*Set task*: Read the entries below and pull out each line with the string "this".

Collected data entries
########################################
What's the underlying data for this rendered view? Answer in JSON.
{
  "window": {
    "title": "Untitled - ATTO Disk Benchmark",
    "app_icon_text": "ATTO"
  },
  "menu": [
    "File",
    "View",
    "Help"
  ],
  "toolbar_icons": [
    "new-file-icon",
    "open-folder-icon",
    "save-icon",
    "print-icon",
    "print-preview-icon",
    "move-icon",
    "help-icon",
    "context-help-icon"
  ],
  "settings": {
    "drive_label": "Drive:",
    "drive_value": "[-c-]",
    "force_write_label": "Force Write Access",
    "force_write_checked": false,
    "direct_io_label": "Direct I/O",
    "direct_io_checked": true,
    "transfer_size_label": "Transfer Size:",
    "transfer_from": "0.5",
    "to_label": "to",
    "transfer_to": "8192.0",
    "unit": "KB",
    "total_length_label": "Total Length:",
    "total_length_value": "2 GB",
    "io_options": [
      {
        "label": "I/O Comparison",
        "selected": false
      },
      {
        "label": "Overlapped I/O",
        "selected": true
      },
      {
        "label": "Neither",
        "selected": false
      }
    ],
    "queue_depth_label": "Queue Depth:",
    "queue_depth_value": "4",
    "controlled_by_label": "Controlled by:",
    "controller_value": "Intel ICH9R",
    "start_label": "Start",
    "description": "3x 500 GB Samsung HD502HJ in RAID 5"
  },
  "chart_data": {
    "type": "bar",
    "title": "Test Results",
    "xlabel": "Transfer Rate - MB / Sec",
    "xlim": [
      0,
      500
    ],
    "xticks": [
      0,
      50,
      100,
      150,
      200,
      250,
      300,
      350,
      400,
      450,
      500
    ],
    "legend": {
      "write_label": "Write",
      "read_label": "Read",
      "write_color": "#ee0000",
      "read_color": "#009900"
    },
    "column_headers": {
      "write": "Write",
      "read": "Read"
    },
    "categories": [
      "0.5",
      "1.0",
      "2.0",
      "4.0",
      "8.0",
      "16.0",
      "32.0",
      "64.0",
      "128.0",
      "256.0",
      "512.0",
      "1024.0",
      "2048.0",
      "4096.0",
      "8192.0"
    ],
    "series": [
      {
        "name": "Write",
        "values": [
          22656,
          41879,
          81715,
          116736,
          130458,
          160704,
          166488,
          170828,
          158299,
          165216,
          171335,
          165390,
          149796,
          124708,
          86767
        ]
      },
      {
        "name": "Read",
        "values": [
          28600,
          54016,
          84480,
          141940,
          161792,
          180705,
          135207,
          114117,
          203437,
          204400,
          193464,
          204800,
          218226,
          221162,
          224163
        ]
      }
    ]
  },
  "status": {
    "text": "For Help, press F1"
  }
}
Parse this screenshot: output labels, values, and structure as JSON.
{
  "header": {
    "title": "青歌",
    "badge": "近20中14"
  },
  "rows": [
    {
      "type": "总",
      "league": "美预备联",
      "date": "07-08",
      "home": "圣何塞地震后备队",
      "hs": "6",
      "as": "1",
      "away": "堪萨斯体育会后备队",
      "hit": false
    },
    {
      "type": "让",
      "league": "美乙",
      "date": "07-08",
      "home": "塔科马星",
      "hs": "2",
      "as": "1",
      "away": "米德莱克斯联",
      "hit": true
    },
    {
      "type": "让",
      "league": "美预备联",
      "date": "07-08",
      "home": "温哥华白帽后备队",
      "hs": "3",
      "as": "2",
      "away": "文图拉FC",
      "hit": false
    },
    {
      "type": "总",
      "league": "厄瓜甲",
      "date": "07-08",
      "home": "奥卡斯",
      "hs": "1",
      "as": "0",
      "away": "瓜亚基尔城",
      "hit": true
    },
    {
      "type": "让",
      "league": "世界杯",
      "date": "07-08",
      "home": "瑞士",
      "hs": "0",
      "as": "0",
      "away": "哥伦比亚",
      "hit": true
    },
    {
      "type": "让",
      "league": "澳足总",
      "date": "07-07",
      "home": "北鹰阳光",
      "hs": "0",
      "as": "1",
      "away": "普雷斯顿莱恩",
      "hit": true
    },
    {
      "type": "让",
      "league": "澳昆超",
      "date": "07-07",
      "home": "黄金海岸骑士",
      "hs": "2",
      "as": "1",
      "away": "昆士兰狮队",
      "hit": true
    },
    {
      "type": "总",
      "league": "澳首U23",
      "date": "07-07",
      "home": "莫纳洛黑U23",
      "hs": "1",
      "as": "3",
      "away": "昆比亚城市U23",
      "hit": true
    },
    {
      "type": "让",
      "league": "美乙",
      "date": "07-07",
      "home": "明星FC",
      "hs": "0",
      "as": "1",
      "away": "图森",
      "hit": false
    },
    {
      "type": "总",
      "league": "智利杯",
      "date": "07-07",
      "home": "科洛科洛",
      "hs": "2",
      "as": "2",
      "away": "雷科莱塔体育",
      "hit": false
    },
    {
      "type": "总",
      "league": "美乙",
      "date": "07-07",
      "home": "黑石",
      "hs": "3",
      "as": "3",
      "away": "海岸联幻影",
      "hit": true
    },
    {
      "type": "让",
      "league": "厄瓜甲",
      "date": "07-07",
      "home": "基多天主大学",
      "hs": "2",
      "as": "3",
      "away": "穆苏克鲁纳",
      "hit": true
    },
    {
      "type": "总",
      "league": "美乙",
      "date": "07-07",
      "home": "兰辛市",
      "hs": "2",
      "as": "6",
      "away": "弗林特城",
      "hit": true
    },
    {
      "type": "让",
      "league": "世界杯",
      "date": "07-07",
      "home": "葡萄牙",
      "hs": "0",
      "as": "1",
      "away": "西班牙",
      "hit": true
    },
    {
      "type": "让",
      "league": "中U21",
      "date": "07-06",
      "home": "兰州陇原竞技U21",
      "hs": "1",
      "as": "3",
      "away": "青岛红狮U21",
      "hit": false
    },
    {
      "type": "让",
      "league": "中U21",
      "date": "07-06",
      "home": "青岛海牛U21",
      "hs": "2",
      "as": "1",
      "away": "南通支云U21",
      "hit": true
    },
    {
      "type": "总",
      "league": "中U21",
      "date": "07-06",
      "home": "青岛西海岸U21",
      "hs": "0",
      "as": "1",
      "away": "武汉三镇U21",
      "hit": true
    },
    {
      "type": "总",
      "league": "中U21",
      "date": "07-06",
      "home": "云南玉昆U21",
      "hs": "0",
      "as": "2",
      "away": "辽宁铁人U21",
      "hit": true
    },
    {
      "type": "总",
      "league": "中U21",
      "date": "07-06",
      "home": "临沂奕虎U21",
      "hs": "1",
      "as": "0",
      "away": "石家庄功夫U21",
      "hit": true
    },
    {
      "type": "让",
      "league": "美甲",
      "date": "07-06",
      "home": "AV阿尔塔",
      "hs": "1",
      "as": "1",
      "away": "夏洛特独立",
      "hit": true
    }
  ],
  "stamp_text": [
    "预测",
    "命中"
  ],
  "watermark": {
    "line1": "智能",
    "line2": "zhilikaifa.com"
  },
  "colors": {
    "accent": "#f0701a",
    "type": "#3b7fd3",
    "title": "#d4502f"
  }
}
########################################
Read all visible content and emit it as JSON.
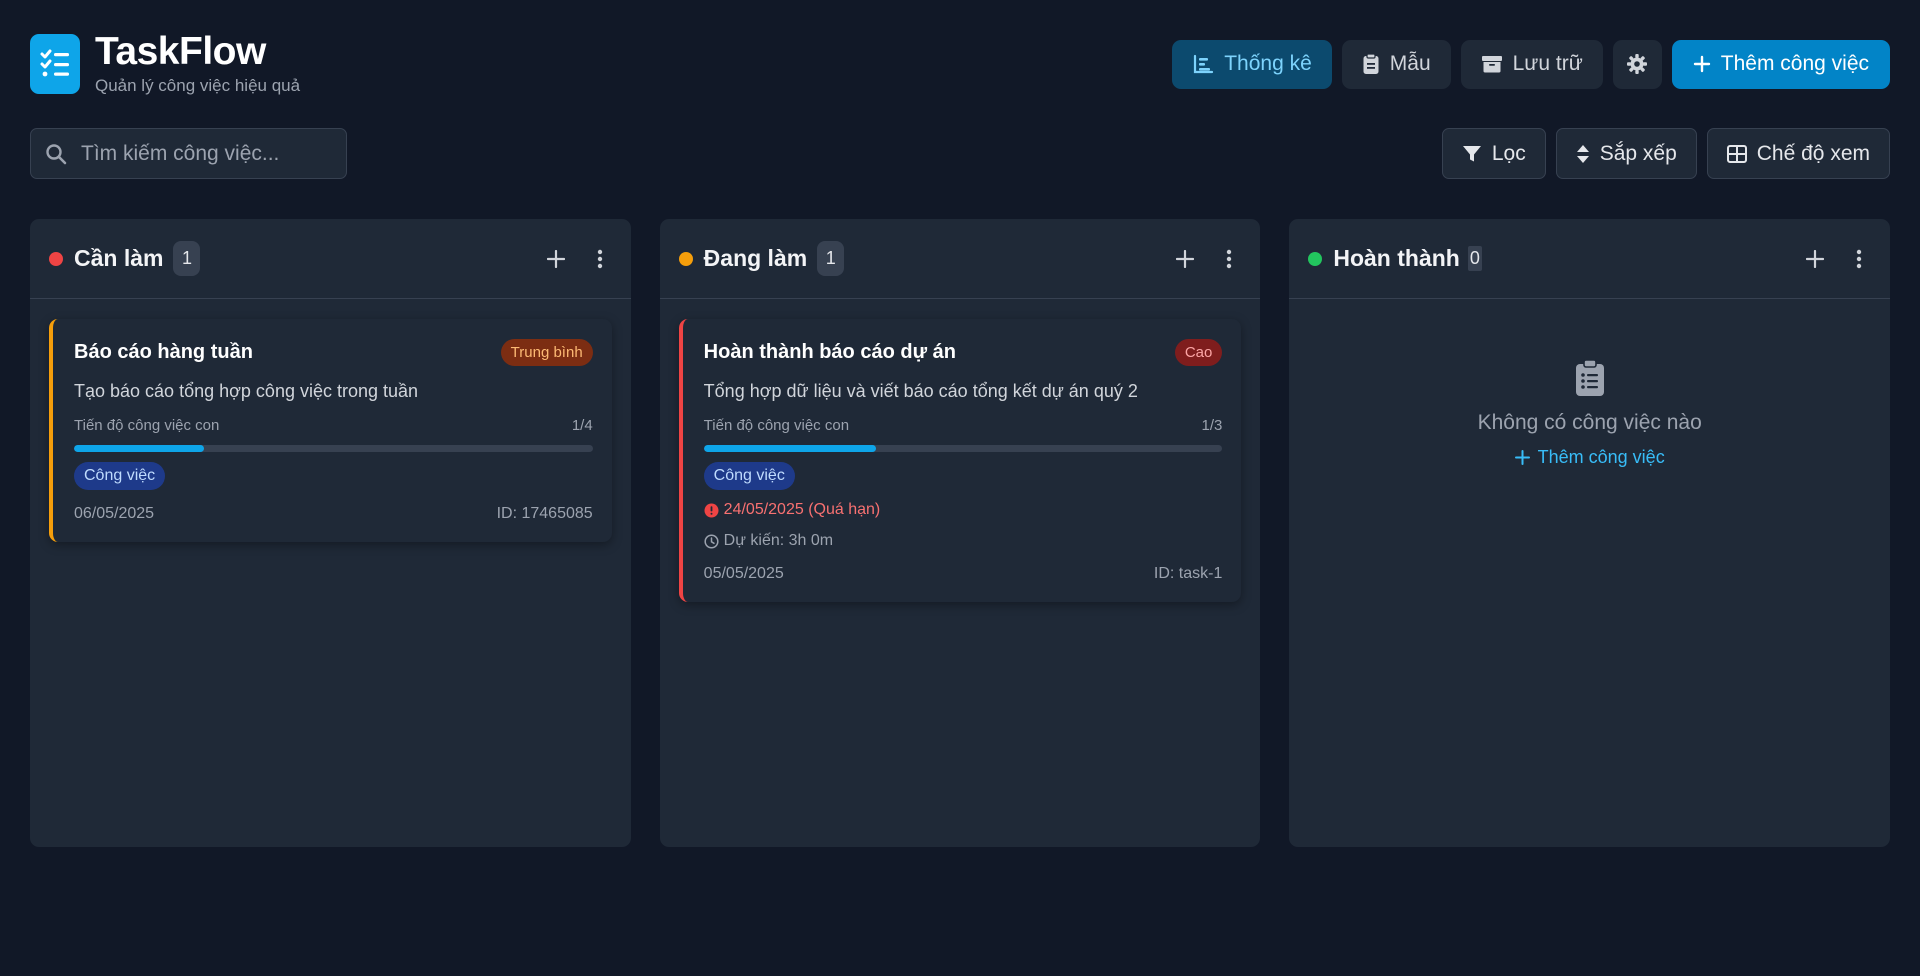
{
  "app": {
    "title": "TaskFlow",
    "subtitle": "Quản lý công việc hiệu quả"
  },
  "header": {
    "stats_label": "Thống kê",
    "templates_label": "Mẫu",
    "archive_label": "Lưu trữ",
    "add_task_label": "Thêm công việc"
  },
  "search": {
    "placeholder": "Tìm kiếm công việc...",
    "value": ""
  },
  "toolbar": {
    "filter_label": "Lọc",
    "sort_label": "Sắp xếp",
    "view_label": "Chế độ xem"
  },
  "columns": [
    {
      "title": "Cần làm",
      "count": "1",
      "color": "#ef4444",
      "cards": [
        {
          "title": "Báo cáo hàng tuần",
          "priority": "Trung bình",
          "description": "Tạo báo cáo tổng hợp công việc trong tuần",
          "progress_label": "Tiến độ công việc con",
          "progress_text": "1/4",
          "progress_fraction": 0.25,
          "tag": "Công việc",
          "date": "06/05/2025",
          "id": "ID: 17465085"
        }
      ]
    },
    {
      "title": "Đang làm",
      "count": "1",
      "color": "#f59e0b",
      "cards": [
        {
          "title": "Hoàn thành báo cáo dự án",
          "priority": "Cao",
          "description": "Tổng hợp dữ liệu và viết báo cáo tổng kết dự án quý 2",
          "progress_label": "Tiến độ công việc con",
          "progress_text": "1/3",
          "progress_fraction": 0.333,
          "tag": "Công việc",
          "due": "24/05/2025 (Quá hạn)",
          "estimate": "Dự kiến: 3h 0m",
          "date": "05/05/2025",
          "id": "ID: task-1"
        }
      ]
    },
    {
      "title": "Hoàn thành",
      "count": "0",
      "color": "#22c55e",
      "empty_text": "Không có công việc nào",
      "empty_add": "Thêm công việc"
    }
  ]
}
########################################
*Answer for the task*:
What's the underlying data for this rendered view? Answer in JSON.
Parse this screenshot: output labels, values, and structure as JSON.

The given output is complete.